» **EXERCISE**: Set down the whole listing verbatim.

##### DATASET EXTRACT #####

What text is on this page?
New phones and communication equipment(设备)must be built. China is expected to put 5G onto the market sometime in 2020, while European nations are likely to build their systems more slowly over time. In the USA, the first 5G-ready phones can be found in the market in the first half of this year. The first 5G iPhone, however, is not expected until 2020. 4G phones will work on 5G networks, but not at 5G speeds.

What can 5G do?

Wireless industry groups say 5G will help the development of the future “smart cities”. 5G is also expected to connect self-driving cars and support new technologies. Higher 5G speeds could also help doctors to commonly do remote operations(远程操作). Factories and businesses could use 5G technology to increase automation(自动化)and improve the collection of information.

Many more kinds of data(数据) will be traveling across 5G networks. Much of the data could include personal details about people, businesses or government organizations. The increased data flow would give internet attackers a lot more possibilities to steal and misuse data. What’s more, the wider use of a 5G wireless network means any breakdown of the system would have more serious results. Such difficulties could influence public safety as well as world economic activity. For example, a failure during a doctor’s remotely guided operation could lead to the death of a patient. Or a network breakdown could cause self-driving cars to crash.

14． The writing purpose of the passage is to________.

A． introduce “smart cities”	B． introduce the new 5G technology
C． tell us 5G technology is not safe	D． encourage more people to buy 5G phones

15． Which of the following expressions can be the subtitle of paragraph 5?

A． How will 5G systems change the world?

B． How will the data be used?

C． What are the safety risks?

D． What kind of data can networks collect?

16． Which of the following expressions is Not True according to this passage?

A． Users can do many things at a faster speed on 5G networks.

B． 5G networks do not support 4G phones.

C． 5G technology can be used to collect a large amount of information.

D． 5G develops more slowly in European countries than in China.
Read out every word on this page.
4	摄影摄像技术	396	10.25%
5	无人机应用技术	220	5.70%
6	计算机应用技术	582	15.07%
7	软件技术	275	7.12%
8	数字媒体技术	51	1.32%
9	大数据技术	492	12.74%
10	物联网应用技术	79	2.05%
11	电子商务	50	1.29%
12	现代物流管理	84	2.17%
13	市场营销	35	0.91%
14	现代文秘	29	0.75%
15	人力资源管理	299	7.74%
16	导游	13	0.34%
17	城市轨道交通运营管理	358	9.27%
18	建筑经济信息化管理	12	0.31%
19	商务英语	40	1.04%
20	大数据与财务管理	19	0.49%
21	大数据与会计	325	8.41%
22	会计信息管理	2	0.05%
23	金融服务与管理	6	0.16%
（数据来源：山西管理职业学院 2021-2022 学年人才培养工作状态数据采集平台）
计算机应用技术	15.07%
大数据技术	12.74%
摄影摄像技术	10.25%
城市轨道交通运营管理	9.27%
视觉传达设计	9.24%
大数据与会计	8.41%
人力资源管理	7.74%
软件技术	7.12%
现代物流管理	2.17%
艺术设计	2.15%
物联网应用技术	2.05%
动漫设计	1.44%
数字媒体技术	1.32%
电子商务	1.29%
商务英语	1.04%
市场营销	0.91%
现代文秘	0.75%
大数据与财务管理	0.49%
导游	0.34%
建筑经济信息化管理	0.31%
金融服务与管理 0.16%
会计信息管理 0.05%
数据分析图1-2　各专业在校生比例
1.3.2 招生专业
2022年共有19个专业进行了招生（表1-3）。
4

#####

» **PROBLEM SOLUTION**:
What text is on this page?
New phones and communication equipment(设备)must be built. China is expected to put 5G onto the market sometime in 2020, while European nations are likely to build their systems more slowly over time. In the USA, the first 5G-ready phones can be found in the market in the first half of this year. The first 5G iPhone, however, is not expected until 2020. 4G phones will work on 5G networks, but not at 5G speeds.

What can 5G do?

Wireless industry groups say 5G will help the development of the future “smart cities”. 5G is also expected to connect self-driving cars and support new technologies. Higher 5G speeds could also help doctors to commonly do remote operations(远程操作). Factories and businesses could use 5G technology to increase automation(自动化)and improve the collection of information.

Many more kinds of data(数据) will be traveling across 5G networks. Much of the data could include personal details about people, businesses or government organizations. The increased data flow would give internet attackers a lot more possibilities to steal and misuse data. What’s more, the wider use of a 5G wireless network means any breakdown of the system would have more serious results. Such difficulties could influence public safety as well as world economic activity. For example, a failure during a doctor’s remotely guided operation could lead to the death of a patient. Or a network breakdown could cause self-driving cars to crash.

14． The writing purpose of the passage is to________.

A． introduce “smart cities”	B． introduce the new 5G technology
C． tell us 5G technology is not safe	D． encourage more people to buy 5G phones

15． Which of the following expressions can be the subtitle of paragraph 5?

A． How will 5G systems change the world?

B． How will the data be used?

C． What are the safety risks?

D． What kind of data can networks collect?

16． Which of the following expressions is Not True according to this passage?

A． Users can do many things at a faster speed on 5G networks.

B． 5G networks do not support 4G phones.

C． 5G technology can be used to collect a large amount of information.

D． 5G develops more slowly in European countries than in China.
Read out every word on this page.
4	摄影摄像技术	396	10.25%
5	无人机应用技术	220	5.70%
6	计算机应用技术	582	15.07%
7	软件技术	275	7.12%
8	数字媒体技术	51	1.32%
9	大数据技术	492	12.74%
10	物联网应用技术	79	2.05%
11	电子商务	50	1.29%
12	现代物流管理	84	2.17%
13	市场营销	35	0.91%
14	现代文秘	29	0.75%
15	人力资源管理	299	7.74%
16	导游	13	0.34%
17	城市轨道交通运营管理	358	9.27%
18	建筑经济信息化管理	12	0.31%
19	商务英语	40	1.04%
20	大数据与财务管理	19	0.49%
21	大数据与会计	325	8.41%
22	会计信息管理	2	0.05%
23	金融服务与管理	6	0.16%
（数据来源：山西管理职业学院 2021-2022 学年人才培养工作状态数据采集平台）
计算机应用技术	15.07%
大数据技术	12.74%
摄影摄像技术	10.25%
城市轨道交通运营管理	9.27%
视觉传达设计	9.24%
大数据与会计	8.41%
人力资源管理	7.74%
软件技术	7.12%
现代物流管理	2.17%
艺术设计	2.15%
物联网应用技术	2.05%
动漫设计	1.44%
数字媒体技术	1.32%
电子商务	1.29%
商务英语	1.04%
市场营销	0.91%
现代文秘	0.75%
大数据与财务管理	0.49%
导游	0.34%
建筑经济信息化管理	0.31%
金融服务与管理 0.16%
会计信息管理 0.05%
数据分析图1-2　各专业在校生比例
1.3.2 招生专业
2022年共有19个专业进行了招生（表1-3）。
4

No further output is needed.